WORK TO BE COMPLETED: Copy each line containing the word "content" from the records that follow, please.

Data records:
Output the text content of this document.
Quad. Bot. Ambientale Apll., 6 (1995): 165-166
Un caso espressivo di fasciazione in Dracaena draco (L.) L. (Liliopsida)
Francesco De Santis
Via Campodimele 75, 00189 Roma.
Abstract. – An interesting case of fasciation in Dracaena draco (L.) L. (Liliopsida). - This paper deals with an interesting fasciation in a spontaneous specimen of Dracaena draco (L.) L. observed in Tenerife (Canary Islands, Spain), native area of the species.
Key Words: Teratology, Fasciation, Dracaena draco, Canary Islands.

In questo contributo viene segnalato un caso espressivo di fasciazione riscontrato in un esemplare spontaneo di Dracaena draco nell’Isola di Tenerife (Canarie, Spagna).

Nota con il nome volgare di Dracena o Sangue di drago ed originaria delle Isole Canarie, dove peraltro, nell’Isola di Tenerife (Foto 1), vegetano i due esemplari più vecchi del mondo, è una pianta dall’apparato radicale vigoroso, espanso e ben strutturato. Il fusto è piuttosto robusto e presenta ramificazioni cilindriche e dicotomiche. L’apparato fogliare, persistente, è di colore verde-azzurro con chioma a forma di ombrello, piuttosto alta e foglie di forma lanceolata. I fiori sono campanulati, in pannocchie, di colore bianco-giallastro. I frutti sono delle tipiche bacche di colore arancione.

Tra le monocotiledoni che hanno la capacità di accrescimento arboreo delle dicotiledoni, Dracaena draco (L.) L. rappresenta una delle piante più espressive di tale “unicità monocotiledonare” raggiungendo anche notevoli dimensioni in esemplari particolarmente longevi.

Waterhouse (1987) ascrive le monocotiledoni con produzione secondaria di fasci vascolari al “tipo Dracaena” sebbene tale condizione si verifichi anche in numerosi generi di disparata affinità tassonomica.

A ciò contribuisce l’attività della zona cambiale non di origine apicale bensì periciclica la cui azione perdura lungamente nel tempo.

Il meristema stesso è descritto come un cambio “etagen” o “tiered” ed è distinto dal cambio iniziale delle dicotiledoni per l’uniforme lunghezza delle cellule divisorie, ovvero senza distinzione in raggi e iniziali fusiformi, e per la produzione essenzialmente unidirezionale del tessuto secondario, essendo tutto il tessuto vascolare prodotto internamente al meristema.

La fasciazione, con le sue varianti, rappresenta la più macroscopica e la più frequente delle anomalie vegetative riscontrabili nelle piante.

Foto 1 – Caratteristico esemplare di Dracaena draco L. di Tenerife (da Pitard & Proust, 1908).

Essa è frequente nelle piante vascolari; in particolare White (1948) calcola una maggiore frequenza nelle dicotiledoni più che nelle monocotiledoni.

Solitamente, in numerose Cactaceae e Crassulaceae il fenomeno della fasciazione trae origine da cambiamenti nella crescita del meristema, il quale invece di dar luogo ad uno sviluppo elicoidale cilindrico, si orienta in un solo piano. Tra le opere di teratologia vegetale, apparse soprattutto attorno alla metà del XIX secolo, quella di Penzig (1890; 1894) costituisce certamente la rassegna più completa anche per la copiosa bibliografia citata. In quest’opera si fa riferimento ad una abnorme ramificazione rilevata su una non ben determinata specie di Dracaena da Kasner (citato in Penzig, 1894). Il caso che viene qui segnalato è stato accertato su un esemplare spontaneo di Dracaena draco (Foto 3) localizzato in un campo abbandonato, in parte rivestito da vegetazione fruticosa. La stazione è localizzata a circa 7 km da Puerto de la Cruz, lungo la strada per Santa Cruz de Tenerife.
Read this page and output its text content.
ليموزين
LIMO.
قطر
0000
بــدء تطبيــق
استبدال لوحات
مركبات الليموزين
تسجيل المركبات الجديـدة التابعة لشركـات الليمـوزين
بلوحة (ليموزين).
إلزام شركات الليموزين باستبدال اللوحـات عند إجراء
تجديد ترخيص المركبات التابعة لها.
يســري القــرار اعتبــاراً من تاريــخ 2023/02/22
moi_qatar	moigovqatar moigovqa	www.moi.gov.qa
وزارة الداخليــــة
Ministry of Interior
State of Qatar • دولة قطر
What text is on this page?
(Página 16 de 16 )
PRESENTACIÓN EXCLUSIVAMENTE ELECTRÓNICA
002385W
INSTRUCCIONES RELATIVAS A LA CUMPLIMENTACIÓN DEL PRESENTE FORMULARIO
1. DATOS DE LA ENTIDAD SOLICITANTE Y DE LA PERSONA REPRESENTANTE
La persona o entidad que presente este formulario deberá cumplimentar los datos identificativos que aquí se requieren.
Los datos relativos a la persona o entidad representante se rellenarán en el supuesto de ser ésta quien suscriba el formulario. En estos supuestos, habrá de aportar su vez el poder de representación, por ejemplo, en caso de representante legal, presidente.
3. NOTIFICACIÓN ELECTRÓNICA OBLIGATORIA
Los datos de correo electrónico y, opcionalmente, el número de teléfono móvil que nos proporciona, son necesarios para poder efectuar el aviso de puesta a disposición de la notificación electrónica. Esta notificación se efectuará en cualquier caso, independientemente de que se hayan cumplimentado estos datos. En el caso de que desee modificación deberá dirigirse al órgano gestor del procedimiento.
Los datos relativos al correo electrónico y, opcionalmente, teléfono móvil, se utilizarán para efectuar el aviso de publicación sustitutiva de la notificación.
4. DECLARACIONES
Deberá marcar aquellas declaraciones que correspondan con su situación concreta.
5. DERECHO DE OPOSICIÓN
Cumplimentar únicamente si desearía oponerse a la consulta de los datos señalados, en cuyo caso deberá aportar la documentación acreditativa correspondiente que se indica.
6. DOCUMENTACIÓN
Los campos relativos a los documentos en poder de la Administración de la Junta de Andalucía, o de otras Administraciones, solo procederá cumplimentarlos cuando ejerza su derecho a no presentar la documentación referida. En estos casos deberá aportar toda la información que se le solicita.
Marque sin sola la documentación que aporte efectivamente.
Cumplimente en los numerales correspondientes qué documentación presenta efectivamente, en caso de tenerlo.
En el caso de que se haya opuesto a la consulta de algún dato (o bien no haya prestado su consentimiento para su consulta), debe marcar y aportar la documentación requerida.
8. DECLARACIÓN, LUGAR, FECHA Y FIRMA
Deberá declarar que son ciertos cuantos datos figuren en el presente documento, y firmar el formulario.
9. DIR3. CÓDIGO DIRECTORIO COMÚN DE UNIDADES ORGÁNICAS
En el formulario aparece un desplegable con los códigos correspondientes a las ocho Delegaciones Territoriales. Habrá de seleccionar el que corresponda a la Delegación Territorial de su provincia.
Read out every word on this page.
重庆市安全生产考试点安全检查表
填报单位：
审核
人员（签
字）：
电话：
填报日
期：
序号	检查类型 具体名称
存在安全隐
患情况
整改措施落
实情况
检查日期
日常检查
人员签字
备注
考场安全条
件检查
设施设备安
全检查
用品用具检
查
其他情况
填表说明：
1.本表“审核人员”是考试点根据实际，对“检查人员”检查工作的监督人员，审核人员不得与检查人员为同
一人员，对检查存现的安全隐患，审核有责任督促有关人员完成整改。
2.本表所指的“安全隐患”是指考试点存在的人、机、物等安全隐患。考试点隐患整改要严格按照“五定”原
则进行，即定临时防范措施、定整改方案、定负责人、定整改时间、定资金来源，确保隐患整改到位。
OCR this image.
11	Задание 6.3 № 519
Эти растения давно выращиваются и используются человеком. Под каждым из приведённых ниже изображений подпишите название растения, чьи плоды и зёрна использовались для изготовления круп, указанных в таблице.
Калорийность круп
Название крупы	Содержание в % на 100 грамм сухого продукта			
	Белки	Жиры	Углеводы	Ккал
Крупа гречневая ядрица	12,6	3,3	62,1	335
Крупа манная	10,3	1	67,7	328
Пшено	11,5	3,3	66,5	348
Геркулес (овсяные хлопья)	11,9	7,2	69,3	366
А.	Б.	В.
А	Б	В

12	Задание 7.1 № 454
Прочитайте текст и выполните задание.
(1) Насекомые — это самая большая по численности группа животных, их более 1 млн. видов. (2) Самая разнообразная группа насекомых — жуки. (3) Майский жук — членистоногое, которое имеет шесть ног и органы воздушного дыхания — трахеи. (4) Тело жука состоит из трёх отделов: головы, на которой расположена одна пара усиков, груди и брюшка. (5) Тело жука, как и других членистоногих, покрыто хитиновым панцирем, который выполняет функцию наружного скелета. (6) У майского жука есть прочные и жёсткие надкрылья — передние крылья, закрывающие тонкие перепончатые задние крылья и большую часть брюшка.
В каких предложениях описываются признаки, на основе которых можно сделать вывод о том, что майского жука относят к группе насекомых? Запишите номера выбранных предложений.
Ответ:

RESPONSE:
Output the text content of this document.
Read this page and output its text content.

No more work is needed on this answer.